§ **Required work**: List the lines of this listing that hold the word "contrarj".

§ **Material for this exercise**:
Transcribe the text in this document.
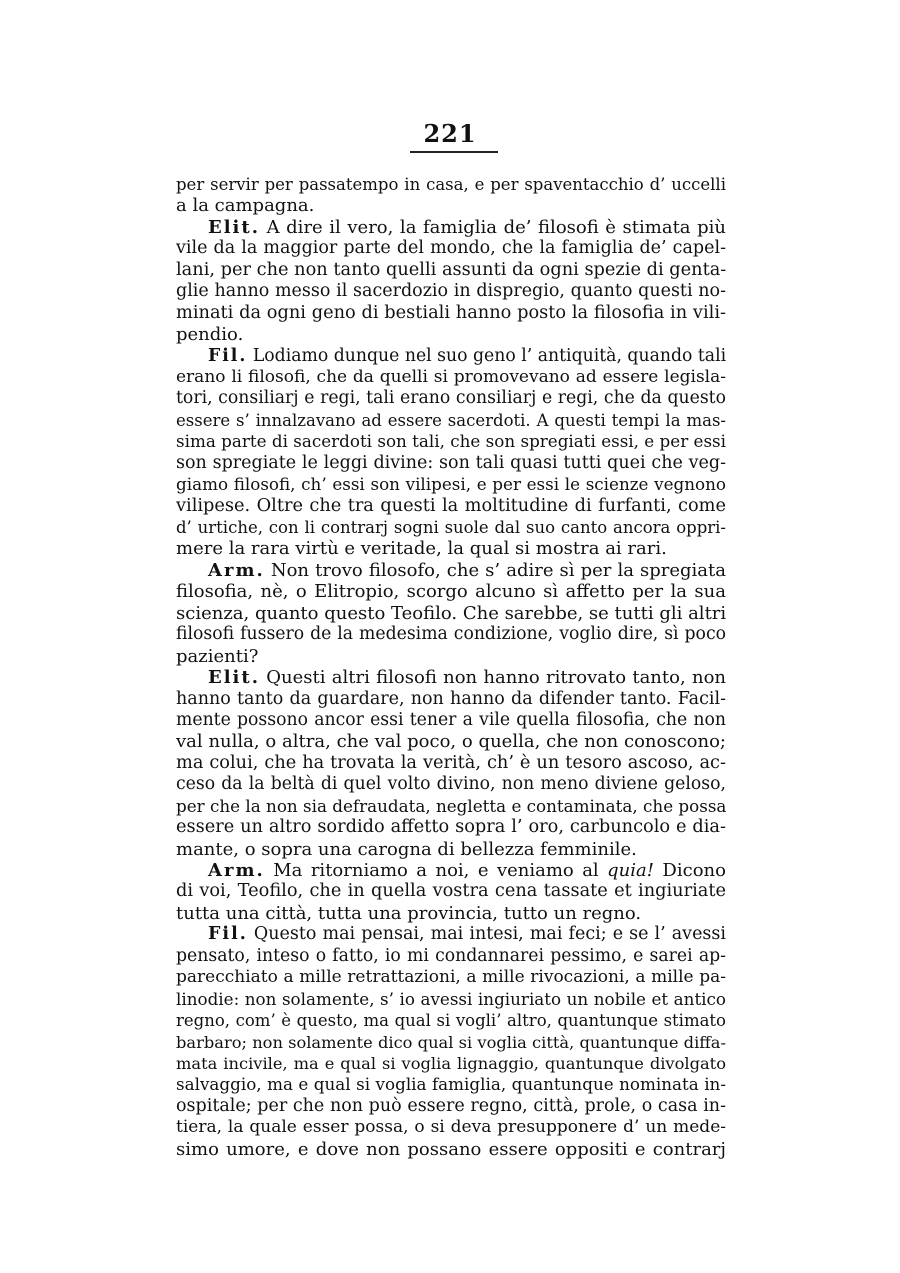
221
per servir per passatempo in casa, e per spaventacchio d’ uccelli
a la campagna.
Elit. A dire il vero, la famiglia de’ filosofi è stimata più
vile da la maggior parte del mondo, che la famiglia de’ capel-
lani, per che non tanto quelli assunti da ogni spezie di genta-
glie hanno messo il sacerdozio in dispregio, quanto questi no-
minati da ogni geno di bestiali hanno posto la filosofia in vili-
pendio.
Fil. Lodiamo dunque nel suo geno l’ antiquità, quando tali
erano li filosofi, che da quelli si promovevano ad essere legisla-
tori, consiliarj e regi, tali erano consiliarj e regi, che da questo
essere s’ innalzavano ad essere sacerdoti. A questi tempi la mas-
sima parte di sacerdoti son tali, che son spregiati essi, e per essi
son spregiate le leggi divine: son tali quasi tutti quei che veg-
giamo filosofi, ch’ essi son vilipesi, e per essi le scienze vegnono
vilipese. Oltre che tra questi la moltitudine di furfanti, come
d’ urtiche, con li contrarj sogni suole dal suo canto ancora oppri-
mere la rara virtù e veritade, la qual si mostra ai rari.
Arm. Non trovo filosofo, che s’ adire sì per la spregiata
filosofia, nè, o Elitropio, scorgo alcuno sì affetto per la sua
scienza, quanto questo Teofilo. Che sarebbe, se tutti gli altri
filosofi fussero de la medesima condizione, voglio dire, sì poco
pazienti?
Elit. Questi altri filosofi non hanno ritrovato tanto, non
hanno tanto da guardare, non hanno da difender tanto. Facil-
mente possono ancor essi tener a vile quella filosofia, che non
val nulla, o altra, che val poco, o quella, che non conoscono;
ma colui, che ha trovata la verità, ch’ è un tesoro ascoso, ac-
ceso da la beltà di quel volto divino, non meno diviene geloso,
per che la non sia defraudata, negletta e contaminata, che possa
essere un altro sordido affetto sopra l’ oro, carbuncolo e dia-
mante, o sopra una carogna di bellezza femminile.
Arm. Ma ritorniamo a noi, e veniamo al quia! Dicono
di voi, Teofilo, che in quella vostra cena tassate et ingiuriate
tutta una città, tutta una provincia, tutto un regno.
Fil. Questo mai pensai, mai intesi, mai feci; e se l’ avessi
pensato, inteso o fatto, io mi condannarei pessimo, e sarei ap-
parecchiato a mille retrattazioni, a mille rivocazioni, a mille pa-
linodie: non solamente, s’ io avessi ingiuriato un nobile et antico
regno, com’ è questo, ma qual si vogli’ altro, quantunque stimato
barbaro; non solamente dico qual si voglia città, quantunque diffa-
mata incivile, ma e qual si voglia lignaggio, quantunque divolgato
salvaggio, ma e qual si voglia famiglia, quantunque nominata in-
ospitale; per che non può essere regno, città, prole, o casa in-
tiera, la quale esser possa, o si deva presupponere d’ un mede-
simo umore, e dove non possano essere oppositi e contrarj
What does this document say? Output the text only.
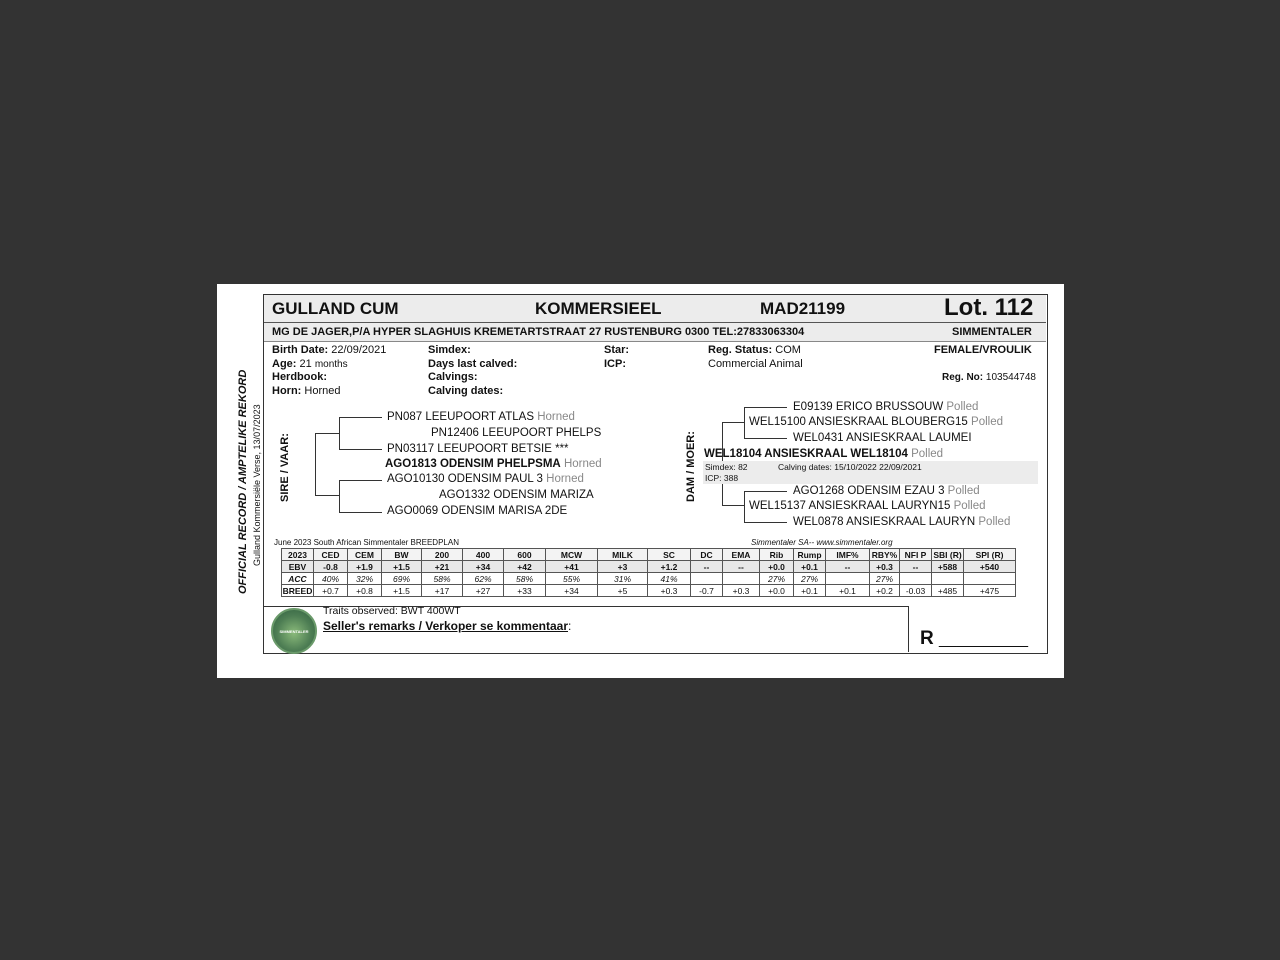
OFFICIAL RECORD / AMPTELIKE REKORD Gulland Kommersiële Verse, 13/07/2023
GULLAND CUM	KOMMERSIEEL	MAD21199	Lot. 112
MG DE JAGER,P/A HYPER SLAGHUIS KREMETARTSTRAAT 27 RUSTENBURG 0300 TEL:27833063304	SIMMENTALER
Birth Date: 22/09/2021
Age: 21 months
Herdbook:
Horn: Horned
Simdex:
Days last calved:
Calvings:
Calving dates:
Star:
ICP:
Reg. Status: COM
Commercial Animal
FEMALE/VROULIK
Reg. No: 103544748
SIRE / VAAR:
PN087 LEEUPOORT ATLAS Horned
PN12406 LEEUPOORT PHELPS
PN03117 LEEUPOORT BETSIE ***
AGO1813 ODENSIM PHELPSMA Horned
AGO10130 ODENSIM PAUL 3 Horned
AGO1332 ODENSIM MARIZA
AGO0069 ODENSIM MARISA 2DE
DAM / MOER:
E09139 ERICO BRUSSOUW Polled
WEL15100 ANSIESKRAAL BLOUBERG15 Polled
WEL0431 ANSIESKRAAL LAUMEI
WEL18104 ANSIESKRAAL WEL18104 Polled
Simdex: 82	Calving dates: 15/10/2022 22/09/2021
ICP: 388
AGO1268 ODENSIM EZAU 3 Polled
WEL15137 ANSIESKRAAL LAURYN15 Polled
WEL0878 ANSIESKRAAL LAURYN Polled
June 2023 South African Simmentaler BREEDPLAN	Simmentaler SA-- www.simmentaler.org
2023	CED	CEM	BW	200	400	600	MCW	MILK	SC	DC	EMA	Rib	Rump	IMF%	RBY%	NFI P	SBI (R)	SPI (R)
EBV	-0.8	+1.9	+1.5	+21	+34	+42	+41	+3	+1.2	--	--	+0.0	+0.1	--	+0.3	--	+588	+540
ACC	40%	32%	69%	58%	62%	58%	55%	31%	41%			27%	27%		27%			
BREED	+0.7	+0.8	+1.5	+17	+27	+33	+34	+5	+0.3	-0.7	+0.3	+0.0	+0.1	+0.1	+0.2	-0.03	+485	+475
SIMMENTALER
Traits observed: BWT 400WT
Seller's remarks / Verkoper se kommentaar:
R __________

§ **Exercise solution**:
d’ urtiche, con li contrarj sogni suole dal suo canto ancora oppri-
simo umore, e dove non possano essere oppositi e contrarj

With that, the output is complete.